Task objective: Write out the records that appear below, verbatim and complete, but without pictures.

Records supplied:
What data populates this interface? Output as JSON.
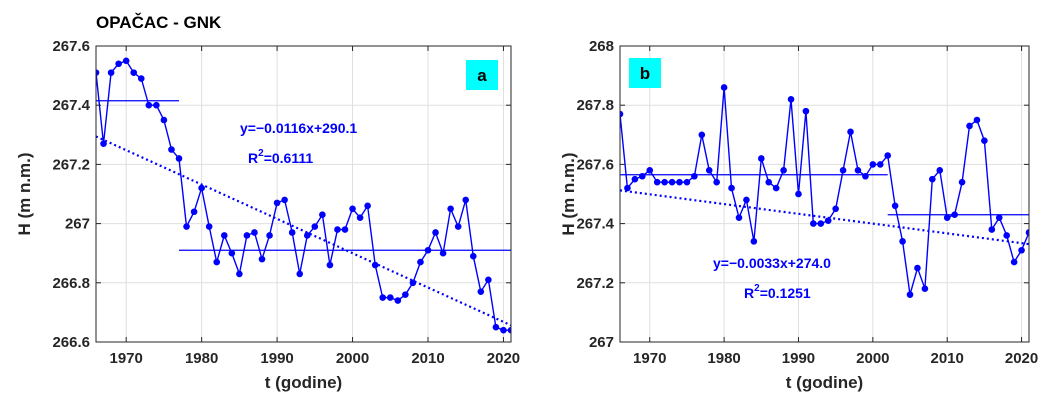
{
  "figure_title": "OPAČAC - GNK",
  "colors": {
    "series": "#0000ff",
    "label_box": "#00ffff",
    "axis": "#262626"
  },
  "chart_data": [
    {
      "type": "line",
      "panel_label": "a",
      "xlabel": "t (godine)",
      "ylabel": "H (m n.m.)",
      "xlim": [
        1966,
        2021
      ],
      "ylim": [
        266.6,
        267.6
      ],
      "xticks": [
        1970,
        1980,
        1990,
        2000,
        2010,
        2020
      ],
      "yticks": [
        266.6,
        266.8,
        267,
        267.2,
        267.4,
        267.6
      ],
      "ytick_labels": [
        "266.6",
        "266.8",
        "267",
        "267.2",
        "267.4",
        "267.6"
      ],
      "grid": true,
      "x": [
        1966,
        1967,
        1968,
        1969,
        1970,
        1971,
        1972,
        1973,
        1974,
        1975,
        1976,
        1977,
        1978,
        1979,
        1980,
        1981,
        1982,
        1983,
        1984,
        1985,
        1986,
        1987,
        1988,
        1989,
        1990,
        1991,
        1992,
        1993,
        1994,
        1995,
        1996,
        1997,
        1998,
        1999,
        2000,
        2001,
        2002,
        2003,
        2004,
        2005,
        2006,
        2007,
        2008,
        2009,
        2010,
        2011,
        2012,
        2013,
        2014,
        2015,
        2016,
        2017,
        2018,
        2019,
        2020,
        2021
      ],
      "y": [
        267.51,
        267.27,
        267.51,
        267.54,
        267.55,
        267.51,
        267.49,
        267.4,
        267.4,
        267.35,
        267.25,
        267.22,
        266.99,
        267.04,
        267.12,
        266.99,
        266.87,
        266.96,
        266.9,
        266.83,
        266.96,
        266.97,
        266.88,
        266.96,
        267.07,
        267.08,
        266.97,
        266.83,
        266.96,
        266.99,
        267.03,
        266.86,
        266.98,
        266.98,
        267.05,
        267.02,
        267.06,
        266.86,
        266.75,
        266.75,
        266.74,
        266.76,
        266.8,
        266.87,
        266.91,
        266.97,
        266.9,
        267.05,
        266.99,
        267.08,
        266.89,
        266.77,
        266.81,
        266.65,
        266.64,
        266.64
      ],
      "trend": {
        "slope": -0.0116,
        "intercept": 290.1,
        "equation": "y=−0.0116x+290.1",
        "r2_label": "R",
        "r2_value": "=0.6111"
      },
      "period_means": [
        {
          "x0": 1966,
          "x1": 1977,
          "y": 267.415
        },
        {
          "x0": 1977,
          "x1": 2021,
          "y": 266.91
        }
      ]
    },
    {
      "type": "line",
      "panel_label": "b",
      "xlabel": "t (godine)",
      "ylabel": "H (m n.m.)",
      "xlim": [
        1966,
        2021
      ],
      "ylim": [
        267,
        268
      ],
      "xticks": [
        1970,
        1980,
        1990,
        2000,
        2010,
        2020
      ],
      "yticks": [
        267,
        267.2,
        267.4,
        267.6,
        267.8,
        268
      ],
      "ytick_labels": [
        "267",
        "267.2",
        "267.4",
        "267.6",
        "267.8",
        "268"
      ],
      "grid": true,
      "x": [
        1966,
        1967,
        1968,
        1969,
        1970,
        1971,
        1972,
        1973,
        1974,
        1975,
        1976,
        1977,
        1978,
        1979,
        1980,
        1981,
        1982,
        1983,
        1984,
        1985,
        1986,
        1987,
        1988,
        1989,
        1990,
        1991,
        1992,
        1993,
        1994,
        1995,
        1996,
        1997,
        1998,
        1999,
        2000,
        2001,
        2002,
        2003,
        2004,
        2005,
        2006,
        2007,
        2008,
        2009,
        2010,
        2011,
        2012,
        2013,
        2014,
        2015,
        2016,
        2017,
        2018,
        2019,
        2020,
        2021
      ],
      "y": [
        267.77,
        267.52,
        267.55,
        267.56,
        267.58,
        267.54,
        267.54,
        267.54,
        267.54,
        267.54,
        267.56,
        267.7,
        267.58,
        267.54,
        267.86,
        267.52,
        267.42,
        267.48,
        267.34,
        267.62,
        267.54,
        267.52,
        267.58,
        267.82,
        267.5,
        267.78,
        267.4,
        267.4,
        267.41,
        267.45,
        267.58,
        267.71,
        267.58,
        267.56,
        267.6,
        267.6,
        267.63,
        267.46,
        267.34,
        267.16,
        267.25,
        267.18,
        267.55,
        267.58,
        267.42,
        267.43,
        267.54,
        267.73,
        267.75,
        267.68,
        267.38,
        267.42,
        267.36,
        267.27,
        267.31,
        267.37
      ],
      "trend": {
        "slope": -0.0033,
        "intercept": 274.0,
        "equation": "y=−0.0033x+274.0",
        "r2_label": "R",
        "r2_value": "=0.1251"
      },
      "period_means": [
        {
          "x0": 1966,
          "x1": 2002,
          "y": 267.565
        },
        {
          "x0": 2002,
          "x1": 2021,
          "y": 267.43
        }
      ]
    }
  ]
}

Correct output:
What data populates this interface? Output as JSON.
{
  "figure_title": "OPAČAC - GNK",
  "colors": {
    "series": "#0000ff",
    "label_box": "#00ffff",
    "axis": "#262626"
  },
  "chart_data": [
    {
      "type": "line",
      "panel_label": "a",
      "xlabel": "t (godine)",
      "ylabel": "H (m n.m.)",
      "xlim": [
        1966,
        2021
      ],
      "ylim": [
        266.6,
        267.6
      ],
      "xticks": [
        1970,
        1980,
        1990,
        2000,
        2010,
        2020
      ],
      "yticks": [
        266.6,
        266.8,
        267,
        267.2,
        267.4,
        267.6
      ],
      "ytick_labels": [
        "266.6",
        "266.8",
        "267",
        "267.2",
        "267.4",
        "267.6"
      ],
      "grid": true,
      "x": [
        1966,
        1967,
        1968,
        1969,
        1970,
        1971,
        1972,
        1973,
        1974,
        1975,
        1976,
        1977,
        1978,
        1979,
        1980,
        1981,
        1982,
        1983,
        1984,
        1985,
        1986,
        1987,
        1988,
        1989,
        1990,
        1991,
        1992,
        1993,
        1994,
        1995,
        1996,
        1997,
        1998,
        1999,
        2000,
        2001,
        2002,
        2003,
        2004,
        2005,
        2006,
        2007,
        2008,
        2009,
        2010,
        2011,
        2012,
        2013,
        2014,
        2015,
        2016,
        2017,
        2018,
        2019,
        2020,
        2021
      ],
      "y": [
        267.51,
        267.27,
        267.51,
        267.54,
        267.55,
        267.51,
        267.49,
        267.4,
        267.4,
        267.35,
        267.25,
        267.22,
        266.99,
        267.04,
        267.12,
        266.99,
        266.87,
        266.96,
        266.9,
        266.83,
        266.96,
        266.97,
        266.88,
        266.96,
        267.07,
        267.08,
        266.97,
        266.83,
        266.96,
        266.99,
        267.03,
        266.86,
        266.98,
        266.98,
        267.05,
        267.02,
        267.06,
        266.86,
        266.75,
        266.75,
        266.74,
        266.76,
        266.8,
        266.87,
        266.91,
        266.97,
        266.9,
        267.05,
        266.99,
        267.08,
        266.89,
        266.77,
        266.81,
        266.65,
        266.64,
        266.64
      ],
      "trend": {
        "slope": -0.0116,
        "intercept": 290.1,
        "equation": "y=−0.0116x+290.1",
        "r2_label": "R",
        "r2_value": "=0.6111"
      },
      "period_means": [
        {
          "x0": 1966,
          "x1": 1977,
          "y": 267.415
        },
        {
          "x0": 1977,
          "x1": 2021,
          "y": 266.91
        }
      ]
    },
    {
      "type": "line",
      "panel_label": "b",
      "xlabel": "t (godine)",
      "ylabel": "H (m n.m.)",
      "xlim": [
        1966,
        2021
      ],
      "ylim": [
        267,
        268
      ],
      "xticks": [
        1970,
        1980,
        1990,
        2000,
        2010,
        2020
      ],
      "yticks": [
        267,
        267.2,
        267.4,
        267.6,
        267.8,
        268
      ],
      "ytick_labels": [
        "267",
        "267.2",
        "267.4",
        "267.6",
        "267.8",
        "268"
      ],
      "grid": true,
      "x": [
        1966,
        1967,
        1968,
        1969,
        1970,
        1971,
        1972,
        1973,
        1974,
        1975,
        1976,
        1977,
        1978,
        1979,
        1980,
        1981,
        1982,
        1983,
        1984,
        1985,
        1986,
        1987,
        1988,
        1989,
        1990,
        1991,
        1992,
        1993,
        1994,
        1995,
        1996,
        1997,
        1998,
        1999,
        2000,
        2001,
        2002,
        2003,
        2004,
        2005,
        2006,
        2007,
        2008,
        2009,
        2010,
        2011,
        2012,
        2013,
        2014,
        2015,
        2016,
        2017,
        2018,
        2019,
        2020,
        2021
      ],
      "y": [
        267.77,
        267.52,
        267.55,
        267.56,
        267.58,
        267.54,
        267.54,
        267.54,
        267.54,
        267.54,
        267.56,
        267.7,
        267.58,
        267.54,
        267.86,
        267.52,
        267.42,
        267.48,
        267.34,
        267.62,
        267.54,
        267.52,
        267.58,
        267.82,
        267.5,
        267.78,
        267.4,
        267.4,
        267.41,
        267.45,
        267.58,
        267.71,
        267.58,
        267.56,
        267.6,
        267.6,
        267.63,
        267.46,
        267.34,
        267.16,
        267.25,
        267.18,
        267.55,
        267.58,
        267.42,
        267.43,
        267.54,
        267.73,
        267.75,
        267.68,
        267.38,
        267.42,
        267.36,
        267.27,
        267.31,
        267.37
      ],
      "trend": {
        "slope": -0.0033,
        "intercept": 274.0,
        "equation": "y=−0.0033x+274.0",
        "r2_label": "R",
        "r2_value": "=0.1251"
      },
      "period_means": [
        {
          "x0": 1966,
          "x1": 2002,
          "y": 267.565
        },
        {
          "x0": 2002,
          "x1": 2021,
          "y": 267.43
        }
      ]
    }
  ]
}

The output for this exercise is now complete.